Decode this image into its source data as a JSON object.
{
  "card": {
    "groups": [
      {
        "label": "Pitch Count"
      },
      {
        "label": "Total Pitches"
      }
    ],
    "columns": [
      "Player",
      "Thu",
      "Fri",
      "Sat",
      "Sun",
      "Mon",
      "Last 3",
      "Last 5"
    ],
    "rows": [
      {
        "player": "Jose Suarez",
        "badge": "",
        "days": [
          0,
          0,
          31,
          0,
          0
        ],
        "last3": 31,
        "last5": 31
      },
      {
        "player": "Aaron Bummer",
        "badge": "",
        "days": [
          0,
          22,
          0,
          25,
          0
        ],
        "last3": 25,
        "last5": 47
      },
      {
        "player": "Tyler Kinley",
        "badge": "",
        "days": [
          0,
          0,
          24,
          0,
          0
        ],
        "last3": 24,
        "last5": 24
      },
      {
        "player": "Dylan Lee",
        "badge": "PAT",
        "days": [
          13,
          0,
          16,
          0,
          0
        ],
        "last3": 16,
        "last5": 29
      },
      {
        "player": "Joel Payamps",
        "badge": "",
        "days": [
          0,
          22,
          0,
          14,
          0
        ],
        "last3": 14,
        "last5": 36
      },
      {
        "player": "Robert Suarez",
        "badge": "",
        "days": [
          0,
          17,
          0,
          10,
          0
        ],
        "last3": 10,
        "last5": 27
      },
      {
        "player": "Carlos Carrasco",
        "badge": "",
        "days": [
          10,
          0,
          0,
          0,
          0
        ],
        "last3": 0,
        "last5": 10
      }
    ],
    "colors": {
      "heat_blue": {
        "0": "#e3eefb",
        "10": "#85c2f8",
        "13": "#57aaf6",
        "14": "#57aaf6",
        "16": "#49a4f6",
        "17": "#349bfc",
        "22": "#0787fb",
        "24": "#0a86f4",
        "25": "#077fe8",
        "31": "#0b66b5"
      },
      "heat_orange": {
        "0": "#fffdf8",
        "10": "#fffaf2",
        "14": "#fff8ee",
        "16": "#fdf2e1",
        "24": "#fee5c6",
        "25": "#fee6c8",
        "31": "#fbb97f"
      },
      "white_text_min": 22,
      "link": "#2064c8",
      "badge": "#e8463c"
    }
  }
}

Short task ->
Every line in the data above that contains "label" needs to be copied.

Solution for this exercise ->
        "label": "Pitch Count"
        "label": "Total Pitches"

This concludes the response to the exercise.